= Dataset excerpts =
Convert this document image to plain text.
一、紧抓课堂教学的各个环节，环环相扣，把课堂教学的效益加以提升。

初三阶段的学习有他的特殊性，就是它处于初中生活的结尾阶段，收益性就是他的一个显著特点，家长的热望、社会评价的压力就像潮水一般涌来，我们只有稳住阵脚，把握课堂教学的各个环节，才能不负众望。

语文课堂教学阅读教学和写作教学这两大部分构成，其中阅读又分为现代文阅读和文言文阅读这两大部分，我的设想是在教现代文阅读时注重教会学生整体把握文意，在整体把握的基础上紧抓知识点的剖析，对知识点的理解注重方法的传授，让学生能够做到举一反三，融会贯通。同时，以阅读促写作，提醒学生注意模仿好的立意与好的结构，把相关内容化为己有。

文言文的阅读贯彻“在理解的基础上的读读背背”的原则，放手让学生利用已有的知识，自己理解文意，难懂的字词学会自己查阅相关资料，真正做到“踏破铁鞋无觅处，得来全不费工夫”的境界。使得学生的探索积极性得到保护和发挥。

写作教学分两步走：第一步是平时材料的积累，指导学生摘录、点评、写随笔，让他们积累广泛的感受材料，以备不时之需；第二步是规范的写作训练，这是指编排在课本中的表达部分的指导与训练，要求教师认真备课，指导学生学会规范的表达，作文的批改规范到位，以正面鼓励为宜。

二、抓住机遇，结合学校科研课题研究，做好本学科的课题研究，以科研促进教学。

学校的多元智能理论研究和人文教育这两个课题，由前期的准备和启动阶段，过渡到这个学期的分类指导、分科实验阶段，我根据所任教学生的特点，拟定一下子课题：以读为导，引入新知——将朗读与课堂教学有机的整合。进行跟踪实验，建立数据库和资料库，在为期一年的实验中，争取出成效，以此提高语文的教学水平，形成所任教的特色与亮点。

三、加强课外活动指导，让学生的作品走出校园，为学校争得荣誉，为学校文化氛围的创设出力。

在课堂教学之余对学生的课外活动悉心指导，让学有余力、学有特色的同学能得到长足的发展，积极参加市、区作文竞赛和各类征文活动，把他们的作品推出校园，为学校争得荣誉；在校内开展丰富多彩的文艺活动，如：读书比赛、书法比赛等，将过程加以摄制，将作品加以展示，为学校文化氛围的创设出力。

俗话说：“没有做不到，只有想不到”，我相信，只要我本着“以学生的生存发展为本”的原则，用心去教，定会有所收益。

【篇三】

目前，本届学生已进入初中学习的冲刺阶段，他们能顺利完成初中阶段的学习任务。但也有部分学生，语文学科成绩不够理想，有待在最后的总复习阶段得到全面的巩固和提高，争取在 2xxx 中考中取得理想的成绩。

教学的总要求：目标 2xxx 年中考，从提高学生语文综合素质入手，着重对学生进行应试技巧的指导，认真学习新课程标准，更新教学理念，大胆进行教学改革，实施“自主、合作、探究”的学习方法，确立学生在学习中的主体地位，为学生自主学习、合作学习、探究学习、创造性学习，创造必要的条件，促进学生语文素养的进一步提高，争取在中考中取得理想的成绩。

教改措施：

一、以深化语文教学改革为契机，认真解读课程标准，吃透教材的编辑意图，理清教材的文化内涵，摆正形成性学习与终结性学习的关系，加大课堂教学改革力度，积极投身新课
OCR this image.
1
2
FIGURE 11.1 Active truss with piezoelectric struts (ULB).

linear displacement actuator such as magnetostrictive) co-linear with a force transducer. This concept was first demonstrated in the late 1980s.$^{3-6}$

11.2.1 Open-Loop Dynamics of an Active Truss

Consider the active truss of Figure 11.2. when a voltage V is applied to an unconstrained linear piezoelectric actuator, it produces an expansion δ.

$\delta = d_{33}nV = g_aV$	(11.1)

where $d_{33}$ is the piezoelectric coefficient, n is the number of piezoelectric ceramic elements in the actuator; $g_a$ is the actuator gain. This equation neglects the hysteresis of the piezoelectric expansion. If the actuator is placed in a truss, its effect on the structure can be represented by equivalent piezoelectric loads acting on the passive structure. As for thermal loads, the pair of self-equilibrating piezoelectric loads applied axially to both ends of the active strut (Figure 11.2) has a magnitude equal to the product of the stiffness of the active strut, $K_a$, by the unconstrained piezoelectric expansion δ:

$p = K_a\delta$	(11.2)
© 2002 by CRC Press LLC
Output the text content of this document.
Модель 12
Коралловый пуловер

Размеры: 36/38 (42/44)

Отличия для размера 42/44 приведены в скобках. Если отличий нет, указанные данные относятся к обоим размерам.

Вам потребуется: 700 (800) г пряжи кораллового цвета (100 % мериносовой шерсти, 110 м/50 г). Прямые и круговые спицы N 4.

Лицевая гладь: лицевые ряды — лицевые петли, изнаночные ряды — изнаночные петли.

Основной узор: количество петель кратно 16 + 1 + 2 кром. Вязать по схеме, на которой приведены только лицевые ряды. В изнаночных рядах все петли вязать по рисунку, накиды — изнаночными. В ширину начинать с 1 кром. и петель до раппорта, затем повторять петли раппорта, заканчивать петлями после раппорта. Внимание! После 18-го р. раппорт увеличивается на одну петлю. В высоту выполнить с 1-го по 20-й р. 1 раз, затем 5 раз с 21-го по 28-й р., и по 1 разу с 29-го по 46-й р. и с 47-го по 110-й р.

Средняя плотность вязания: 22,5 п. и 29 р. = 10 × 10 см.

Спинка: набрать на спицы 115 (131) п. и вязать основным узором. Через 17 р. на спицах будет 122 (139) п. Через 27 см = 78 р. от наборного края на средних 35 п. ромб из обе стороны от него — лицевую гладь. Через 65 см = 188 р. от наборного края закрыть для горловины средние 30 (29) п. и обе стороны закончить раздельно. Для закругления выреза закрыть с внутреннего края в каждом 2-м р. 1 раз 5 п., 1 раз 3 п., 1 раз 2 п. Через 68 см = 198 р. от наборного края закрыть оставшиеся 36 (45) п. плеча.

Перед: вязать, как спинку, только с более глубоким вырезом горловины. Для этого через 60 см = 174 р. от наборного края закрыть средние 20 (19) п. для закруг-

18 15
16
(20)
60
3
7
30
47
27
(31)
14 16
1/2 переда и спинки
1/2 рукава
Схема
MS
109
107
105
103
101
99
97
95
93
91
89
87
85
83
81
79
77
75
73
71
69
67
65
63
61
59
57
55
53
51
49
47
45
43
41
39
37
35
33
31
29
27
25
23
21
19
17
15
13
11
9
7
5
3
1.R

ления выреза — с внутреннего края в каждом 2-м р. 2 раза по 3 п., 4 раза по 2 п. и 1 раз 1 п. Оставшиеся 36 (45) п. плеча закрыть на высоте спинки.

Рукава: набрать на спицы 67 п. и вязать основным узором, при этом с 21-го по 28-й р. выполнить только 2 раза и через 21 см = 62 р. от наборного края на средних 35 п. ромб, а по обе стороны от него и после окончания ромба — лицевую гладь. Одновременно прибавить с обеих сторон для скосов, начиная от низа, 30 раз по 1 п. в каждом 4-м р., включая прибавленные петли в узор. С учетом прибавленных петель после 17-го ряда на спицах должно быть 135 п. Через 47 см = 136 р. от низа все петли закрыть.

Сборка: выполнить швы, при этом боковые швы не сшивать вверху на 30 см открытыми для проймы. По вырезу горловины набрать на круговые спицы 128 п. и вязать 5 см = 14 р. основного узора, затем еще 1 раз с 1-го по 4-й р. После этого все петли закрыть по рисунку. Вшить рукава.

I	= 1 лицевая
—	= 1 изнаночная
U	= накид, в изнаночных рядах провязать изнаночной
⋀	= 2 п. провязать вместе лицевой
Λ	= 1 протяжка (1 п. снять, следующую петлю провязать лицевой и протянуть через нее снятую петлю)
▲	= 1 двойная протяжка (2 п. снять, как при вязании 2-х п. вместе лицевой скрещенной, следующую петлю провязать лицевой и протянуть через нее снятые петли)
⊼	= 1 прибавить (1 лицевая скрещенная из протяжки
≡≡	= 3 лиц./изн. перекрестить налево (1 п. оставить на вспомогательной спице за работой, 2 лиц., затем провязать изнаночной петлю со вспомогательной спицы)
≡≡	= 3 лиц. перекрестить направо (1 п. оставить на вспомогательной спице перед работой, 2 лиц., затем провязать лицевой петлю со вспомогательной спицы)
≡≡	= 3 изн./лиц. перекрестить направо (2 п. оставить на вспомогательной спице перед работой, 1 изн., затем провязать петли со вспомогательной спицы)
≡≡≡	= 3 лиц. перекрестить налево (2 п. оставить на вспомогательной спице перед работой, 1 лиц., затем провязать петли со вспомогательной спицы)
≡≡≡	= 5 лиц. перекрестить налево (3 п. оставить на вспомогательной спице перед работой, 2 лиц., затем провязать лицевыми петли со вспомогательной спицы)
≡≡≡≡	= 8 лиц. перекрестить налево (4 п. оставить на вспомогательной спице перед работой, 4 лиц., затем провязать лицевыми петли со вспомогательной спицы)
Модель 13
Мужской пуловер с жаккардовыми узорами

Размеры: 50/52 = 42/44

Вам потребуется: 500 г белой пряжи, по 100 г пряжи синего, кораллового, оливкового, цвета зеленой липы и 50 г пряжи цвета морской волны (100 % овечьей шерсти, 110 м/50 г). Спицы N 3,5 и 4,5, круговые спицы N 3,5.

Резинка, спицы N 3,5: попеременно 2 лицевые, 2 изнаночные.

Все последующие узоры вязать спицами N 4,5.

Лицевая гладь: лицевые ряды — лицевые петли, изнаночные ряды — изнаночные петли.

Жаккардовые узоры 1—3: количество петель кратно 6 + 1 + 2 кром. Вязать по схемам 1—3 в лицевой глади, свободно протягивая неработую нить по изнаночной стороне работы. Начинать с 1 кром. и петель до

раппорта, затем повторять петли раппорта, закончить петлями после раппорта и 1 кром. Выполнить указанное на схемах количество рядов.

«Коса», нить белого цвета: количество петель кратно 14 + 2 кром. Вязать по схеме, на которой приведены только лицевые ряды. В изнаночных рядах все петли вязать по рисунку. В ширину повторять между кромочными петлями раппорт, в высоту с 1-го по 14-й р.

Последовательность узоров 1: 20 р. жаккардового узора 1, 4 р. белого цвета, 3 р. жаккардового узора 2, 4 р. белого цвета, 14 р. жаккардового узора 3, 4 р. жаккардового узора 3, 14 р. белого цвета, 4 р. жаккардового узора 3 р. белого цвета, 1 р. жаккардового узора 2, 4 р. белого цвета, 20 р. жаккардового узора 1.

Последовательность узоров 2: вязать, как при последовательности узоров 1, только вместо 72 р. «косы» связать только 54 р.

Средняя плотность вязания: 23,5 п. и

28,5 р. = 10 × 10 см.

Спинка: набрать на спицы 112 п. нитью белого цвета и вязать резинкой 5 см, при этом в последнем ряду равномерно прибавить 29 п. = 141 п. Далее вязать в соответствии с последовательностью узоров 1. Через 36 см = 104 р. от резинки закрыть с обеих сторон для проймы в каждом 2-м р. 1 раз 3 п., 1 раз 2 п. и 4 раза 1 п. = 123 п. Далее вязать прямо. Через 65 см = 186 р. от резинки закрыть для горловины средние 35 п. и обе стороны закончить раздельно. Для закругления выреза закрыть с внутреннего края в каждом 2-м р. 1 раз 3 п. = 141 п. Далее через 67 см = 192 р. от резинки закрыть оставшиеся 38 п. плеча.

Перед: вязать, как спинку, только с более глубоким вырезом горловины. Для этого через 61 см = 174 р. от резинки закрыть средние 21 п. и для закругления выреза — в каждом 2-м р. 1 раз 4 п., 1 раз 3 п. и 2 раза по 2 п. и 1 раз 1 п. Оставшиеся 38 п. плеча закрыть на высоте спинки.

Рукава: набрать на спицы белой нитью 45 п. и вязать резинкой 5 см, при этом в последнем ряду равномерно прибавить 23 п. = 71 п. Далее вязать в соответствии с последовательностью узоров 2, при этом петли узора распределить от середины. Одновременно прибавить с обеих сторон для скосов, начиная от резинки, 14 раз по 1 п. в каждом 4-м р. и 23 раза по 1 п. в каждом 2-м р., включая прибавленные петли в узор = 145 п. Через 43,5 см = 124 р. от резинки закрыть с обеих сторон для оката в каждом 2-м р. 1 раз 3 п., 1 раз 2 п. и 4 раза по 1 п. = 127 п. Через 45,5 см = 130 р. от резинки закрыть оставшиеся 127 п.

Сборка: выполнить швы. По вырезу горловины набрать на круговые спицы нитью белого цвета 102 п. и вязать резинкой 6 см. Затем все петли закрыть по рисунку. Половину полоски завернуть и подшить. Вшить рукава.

= Exercise aim =
Where a line holds the string "вырезу", copy that line.

= Answer to this exercise =
Сборка: выполнить швы, при этом боковые швы не сшивать вверху на 30 см открытыми для проймы. По вырезу горловины набрать на круговые спицы 128 п. и вязать 5 см = 14 р. основного узора, затем еще 1 раз с 1-го по 4-й р. После этого все петли закрыть по рисунку. Вшить рукава.
Сборка: выполнить швы. По вырезу горловины набрать на круговые спицы нитью белого цвета 102 п. и вязать резинкой 6 см. Затем все петли закрыть по рисунку. Половину полоски завернуть и подшить. Вшить рукава.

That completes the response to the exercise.